Given instruction: Swap "percent-button" for "percentage-button" in the items from the first line through the line with "select-all-corner[interactable] [0,182,52,208]", and rewrite those lines with nothing else changed.

Excerpts from a layout annotation set:
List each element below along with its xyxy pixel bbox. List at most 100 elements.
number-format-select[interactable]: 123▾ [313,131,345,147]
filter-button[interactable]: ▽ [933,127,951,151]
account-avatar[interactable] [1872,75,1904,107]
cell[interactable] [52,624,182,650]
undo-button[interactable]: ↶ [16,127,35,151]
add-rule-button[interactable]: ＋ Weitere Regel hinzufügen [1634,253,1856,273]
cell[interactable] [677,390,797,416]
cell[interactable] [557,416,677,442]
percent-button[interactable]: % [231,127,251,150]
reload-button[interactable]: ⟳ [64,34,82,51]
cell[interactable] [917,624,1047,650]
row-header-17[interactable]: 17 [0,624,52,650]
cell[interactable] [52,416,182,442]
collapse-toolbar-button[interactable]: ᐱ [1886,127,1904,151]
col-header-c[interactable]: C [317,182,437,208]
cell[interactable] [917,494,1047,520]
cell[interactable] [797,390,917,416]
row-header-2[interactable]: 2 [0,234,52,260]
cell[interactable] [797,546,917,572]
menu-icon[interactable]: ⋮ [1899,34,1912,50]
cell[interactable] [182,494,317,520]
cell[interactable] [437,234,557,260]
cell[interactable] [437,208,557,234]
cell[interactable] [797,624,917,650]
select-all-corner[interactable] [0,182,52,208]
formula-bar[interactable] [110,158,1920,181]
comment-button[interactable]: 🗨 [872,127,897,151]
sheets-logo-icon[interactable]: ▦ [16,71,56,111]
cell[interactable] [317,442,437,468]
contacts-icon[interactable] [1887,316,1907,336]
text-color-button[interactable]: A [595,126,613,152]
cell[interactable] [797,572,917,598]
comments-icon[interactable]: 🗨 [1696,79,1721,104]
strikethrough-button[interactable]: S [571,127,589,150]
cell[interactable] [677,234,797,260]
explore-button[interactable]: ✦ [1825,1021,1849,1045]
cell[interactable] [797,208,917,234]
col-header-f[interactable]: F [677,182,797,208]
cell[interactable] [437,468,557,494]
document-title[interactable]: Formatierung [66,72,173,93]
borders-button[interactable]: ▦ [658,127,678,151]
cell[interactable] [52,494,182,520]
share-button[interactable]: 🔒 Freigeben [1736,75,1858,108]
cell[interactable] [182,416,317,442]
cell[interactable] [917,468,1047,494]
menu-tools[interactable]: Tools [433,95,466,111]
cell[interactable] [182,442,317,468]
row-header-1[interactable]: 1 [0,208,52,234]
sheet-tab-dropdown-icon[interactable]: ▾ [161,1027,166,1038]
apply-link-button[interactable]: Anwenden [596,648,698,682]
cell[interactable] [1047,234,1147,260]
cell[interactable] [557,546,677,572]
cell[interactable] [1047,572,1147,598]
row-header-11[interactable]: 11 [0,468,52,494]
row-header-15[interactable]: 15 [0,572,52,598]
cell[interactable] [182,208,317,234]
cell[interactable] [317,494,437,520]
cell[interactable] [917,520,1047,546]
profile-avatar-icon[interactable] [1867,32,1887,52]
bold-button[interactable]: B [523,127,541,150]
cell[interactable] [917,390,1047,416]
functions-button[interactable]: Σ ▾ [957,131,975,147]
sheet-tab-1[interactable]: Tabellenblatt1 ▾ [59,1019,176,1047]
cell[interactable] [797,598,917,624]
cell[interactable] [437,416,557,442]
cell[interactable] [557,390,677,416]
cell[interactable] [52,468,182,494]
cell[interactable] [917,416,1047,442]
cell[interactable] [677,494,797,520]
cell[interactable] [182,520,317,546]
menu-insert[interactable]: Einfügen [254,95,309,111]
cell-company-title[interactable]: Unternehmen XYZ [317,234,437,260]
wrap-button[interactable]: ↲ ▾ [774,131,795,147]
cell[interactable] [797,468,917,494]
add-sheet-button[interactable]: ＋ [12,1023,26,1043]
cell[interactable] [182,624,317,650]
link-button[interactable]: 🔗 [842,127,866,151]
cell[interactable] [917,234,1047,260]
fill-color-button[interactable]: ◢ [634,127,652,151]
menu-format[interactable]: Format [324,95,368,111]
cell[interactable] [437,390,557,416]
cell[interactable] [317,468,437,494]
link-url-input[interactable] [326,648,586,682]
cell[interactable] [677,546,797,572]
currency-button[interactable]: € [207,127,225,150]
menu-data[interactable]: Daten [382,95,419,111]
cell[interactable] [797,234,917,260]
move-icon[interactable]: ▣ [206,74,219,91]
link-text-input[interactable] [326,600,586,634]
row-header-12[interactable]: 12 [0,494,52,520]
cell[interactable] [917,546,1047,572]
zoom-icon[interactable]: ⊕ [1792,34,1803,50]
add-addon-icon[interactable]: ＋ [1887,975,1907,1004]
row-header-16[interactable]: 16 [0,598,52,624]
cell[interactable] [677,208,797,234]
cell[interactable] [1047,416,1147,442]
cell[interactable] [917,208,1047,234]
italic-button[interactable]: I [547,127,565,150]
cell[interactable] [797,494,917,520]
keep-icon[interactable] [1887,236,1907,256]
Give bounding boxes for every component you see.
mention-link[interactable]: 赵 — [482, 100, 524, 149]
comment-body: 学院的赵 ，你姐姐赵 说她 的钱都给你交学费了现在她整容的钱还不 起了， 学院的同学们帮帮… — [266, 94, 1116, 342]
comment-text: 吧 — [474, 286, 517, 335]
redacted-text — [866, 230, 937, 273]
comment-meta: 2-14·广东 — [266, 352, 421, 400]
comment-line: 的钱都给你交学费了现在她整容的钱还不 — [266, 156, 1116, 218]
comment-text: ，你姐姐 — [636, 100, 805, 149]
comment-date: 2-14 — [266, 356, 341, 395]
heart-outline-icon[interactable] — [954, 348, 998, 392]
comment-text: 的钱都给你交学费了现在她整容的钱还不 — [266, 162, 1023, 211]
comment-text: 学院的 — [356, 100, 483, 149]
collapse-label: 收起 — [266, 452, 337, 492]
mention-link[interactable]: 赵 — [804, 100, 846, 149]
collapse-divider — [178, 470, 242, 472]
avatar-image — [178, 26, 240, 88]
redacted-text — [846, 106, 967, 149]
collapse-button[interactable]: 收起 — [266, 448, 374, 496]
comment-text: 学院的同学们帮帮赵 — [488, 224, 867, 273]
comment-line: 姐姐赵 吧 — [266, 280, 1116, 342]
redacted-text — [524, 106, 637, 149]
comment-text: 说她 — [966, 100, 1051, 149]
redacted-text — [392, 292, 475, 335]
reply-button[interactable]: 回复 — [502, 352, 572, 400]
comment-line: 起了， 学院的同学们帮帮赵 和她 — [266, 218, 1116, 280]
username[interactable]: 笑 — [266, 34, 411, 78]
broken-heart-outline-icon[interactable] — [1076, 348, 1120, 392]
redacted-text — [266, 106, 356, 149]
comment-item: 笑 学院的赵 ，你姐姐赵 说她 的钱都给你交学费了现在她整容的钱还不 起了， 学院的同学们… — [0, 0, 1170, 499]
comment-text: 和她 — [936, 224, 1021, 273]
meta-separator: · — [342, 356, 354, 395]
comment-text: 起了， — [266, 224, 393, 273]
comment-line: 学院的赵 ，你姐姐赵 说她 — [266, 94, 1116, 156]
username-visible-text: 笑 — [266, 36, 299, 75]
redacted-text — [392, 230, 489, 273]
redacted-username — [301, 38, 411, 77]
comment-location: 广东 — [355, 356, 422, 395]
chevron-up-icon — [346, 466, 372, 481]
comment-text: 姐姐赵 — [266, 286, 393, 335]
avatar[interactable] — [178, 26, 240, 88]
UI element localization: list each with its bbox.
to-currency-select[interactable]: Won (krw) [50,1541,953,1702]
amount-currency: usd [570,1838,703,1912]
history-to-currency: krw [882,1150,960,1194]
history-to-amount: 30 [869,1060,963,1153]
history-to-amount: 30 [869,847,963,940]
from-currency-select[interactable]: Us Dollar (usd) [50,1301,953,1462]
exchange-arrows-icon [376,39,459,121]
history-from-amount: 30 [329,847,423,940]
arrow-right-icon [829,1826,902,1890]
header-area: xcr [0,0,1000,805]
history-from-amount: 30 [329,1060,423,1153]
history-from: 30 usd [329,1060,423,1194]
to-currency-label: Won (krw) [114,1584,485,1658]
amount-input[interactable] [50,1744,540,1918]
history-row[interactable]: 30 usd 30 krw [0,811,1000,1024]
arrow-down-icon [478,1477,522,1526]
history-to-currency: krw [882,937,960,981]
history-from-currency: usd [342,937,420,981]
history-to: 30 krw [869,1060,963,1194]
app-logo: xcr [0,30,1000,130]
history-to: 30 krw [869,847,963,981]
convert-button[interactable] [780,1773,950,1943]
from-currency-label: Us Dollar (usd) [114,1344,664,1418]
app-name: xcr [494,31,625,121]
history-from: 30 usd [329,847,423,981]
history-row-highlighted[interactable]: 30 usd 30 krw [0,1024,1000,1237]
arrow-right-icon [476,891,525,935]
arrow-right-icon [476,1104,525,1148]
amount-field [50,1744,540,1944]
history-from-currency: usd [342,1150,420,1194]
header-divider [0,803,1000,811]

Written response:
List each element below along with its xyxy pixel bbox. List at most 100 elements.
number-format-select[interactable]: 123▾ [313,131,345,147]
filter-button[interactable]: ▽ [933,127,951,151]
account-avatar[interactable] [1872,75,1904,107]
cell[interactable] [52,624,182,650]
undo-button[interactable]: ↶ [16,127,35,151]
add-rule-button[interactable]: ＋ Weitere Regel hinzufügen [1634,253,1856,273]
cell[interactable] [677,390,797,416]
cell[interactable] [557,416,677,442]
percentage-button[interactable]: % [231,127,251,150]
reload-button[interactable]: ⟳ [64,34,82,51]
cell[interactable] [917,624,1047,650]
row-header-17[interactable]: 17 [0,624,52,650]
cell[interactable] [52,416,182,442]
collapse-toolbar-button[interactable]: ᐱ [1886,127,1904,151]
col-header-c[interactable]: C [317,182,437,208]
cell[interactable] [917,494,1047,520]
cell[interactable] [797,390,917,416]
row-header-2[interactable]: 2 [0,234,52,260]
cell[interactable] [797,546,917,572]
menu-icon[interactable]: ⋮ [1899,34,1912,50]
cell[interactable] [182,494,317,520]
cell[interactable] [437,234,557,260]
cell[interactable] [437,208,557,234]
cell[interactable] [797,624,917,650]
select-all-corner[interactable] [0,182,52,208]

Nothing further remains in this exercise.